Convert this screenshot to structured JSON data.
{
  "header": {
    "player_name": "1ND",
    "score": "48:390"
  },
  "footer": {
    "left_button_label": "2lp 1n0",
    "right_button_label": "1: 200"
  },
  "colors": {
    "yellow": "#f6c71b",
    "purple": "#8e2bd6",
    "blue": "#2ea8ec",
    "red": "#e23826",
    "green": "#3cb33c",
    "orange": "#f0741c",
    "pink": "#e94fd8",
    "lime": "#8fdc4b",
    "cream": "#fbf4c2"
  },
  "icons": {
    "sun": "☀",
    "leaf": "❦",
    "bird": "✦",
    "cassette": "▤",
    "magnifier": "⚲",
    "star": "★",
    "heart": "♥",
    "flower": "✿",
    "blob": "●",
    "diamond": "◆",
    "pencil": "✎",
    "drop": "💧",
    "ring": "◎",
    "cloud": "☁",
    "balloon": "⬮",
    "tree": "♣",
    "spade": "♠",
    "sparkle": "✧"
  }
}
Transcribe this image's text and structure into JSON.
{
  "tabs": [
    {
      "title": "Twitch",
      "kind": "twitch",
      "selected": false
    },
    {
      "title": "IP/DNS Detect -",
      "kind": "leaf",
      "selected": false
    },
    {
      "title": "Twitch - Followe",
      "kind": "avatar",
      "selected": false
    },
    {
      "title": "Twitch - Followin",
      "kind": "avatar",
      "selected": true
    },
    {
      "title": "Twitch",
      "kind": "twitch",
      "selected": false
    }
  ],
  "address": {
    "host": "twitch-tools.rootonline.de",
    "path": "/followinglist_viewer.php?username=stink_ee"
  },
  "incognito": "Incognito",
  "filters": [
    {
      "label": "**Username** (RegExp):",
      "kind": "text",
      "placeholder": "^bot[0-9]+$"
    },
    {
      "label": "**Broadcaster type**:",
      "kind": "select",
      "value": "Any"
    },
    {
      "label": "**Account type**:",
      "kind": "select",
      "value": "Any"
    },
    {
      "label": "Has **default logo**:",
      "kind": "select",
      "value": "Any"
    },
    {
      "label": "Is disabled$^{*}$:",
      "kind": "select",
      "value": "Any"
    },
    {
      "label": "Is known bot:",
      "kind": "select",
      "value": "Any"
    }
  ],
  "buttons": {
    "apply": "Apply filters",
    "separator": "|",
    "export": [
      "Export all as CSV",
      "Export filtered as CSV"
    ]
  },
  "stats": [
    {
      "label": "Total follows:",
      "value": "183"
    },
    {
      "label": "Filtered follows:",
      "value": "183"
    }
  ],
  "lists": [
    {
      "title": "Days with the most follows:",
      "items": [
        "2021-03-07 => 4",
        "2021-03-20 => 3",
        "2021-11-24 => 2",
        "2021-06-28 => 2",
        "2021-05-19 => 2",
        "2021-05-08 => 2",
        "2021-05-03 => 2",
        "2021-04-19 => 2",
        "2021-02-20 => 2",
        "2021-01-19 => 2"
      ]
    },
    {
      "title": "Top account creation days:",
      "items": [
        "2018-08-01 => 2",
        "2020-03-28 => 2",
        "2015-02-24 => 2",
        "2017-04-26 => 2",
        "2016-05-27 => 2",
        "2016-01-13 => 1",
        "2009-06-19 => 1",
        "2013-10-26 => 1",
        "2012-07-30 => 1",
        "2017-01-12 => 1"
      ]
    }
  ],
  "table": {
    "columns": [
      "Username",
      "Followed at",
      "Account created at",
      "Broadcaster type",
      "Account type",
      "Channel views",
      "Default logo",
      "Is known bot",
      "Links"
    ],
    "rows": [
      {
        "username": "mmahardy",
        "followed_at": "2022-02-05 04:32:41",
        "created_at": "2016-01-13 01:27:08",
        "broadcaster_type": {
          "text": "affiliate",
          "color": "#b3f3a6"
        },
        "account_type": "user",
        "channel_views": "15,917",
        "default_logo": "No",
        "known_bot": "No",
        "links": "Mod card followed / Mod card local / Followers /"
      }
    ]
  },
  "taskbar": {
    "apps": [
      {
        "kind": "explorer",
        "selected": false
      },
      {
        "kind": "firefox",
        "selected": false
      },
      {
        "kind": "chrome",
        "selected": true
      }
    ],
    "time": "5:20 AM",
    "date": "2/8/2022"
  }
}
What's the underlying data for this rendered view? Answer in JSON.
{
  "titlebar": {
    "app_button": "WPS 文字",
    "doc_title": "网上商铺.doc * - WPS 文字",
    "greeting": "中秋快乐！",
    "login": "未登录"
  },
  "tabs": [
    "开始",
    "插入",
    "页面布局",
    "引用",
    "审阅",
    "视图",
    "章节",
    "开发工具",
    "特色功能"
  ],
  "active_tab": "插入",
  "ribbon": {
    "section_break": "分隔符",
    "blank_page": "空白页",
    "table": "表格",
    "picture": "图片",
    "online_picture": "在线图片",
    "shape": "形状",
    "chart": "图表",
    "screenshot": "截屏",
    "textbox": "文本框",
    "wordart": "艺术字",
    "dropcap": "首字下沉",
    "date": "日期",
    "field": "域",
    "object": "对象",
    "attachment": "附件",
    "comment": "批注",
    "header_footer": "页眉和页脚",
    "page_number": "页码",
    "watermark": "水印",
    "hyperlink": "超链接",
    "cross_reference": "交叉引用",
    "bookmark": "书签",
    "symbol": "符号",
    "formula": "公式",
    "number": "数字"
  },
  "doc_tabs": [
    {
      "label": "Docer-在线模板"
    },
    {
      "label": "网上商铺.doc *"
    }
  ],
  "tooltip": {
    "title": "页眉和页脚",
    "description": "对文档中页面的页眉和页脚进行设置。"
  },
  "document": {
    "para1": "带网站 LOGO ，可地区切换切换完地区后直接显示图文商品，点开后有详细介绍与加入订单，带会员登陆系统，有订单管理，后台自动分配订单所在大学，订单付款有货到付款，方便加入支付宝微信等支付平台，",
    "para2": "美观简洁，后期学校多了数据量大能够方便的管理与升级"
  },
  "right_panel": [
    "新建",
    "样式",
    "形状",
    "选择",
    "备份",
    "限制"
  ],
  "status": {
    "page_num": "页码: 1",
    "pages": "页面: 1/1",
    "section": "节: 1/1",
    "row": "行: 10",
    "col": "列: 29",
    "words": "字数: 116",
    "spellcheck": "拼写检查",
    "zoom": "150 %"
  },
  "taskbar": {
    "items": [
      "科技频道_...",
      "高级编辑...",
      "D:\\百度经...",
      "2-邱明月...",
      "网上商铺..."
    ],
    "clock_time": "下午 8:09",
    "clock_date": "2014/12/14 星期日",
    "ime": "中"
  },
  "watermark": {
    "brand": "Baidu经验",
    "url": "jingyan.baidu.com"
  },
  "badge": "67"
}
::::
== WHAT IS REQUIRED ==
Select all lines in the listing that include the word "follows".

== SOLUTION TO THIS TASK ==
      "label": "Total follows:",
      "label": "Filtered follows:",
      "title": "Days with the most follows:",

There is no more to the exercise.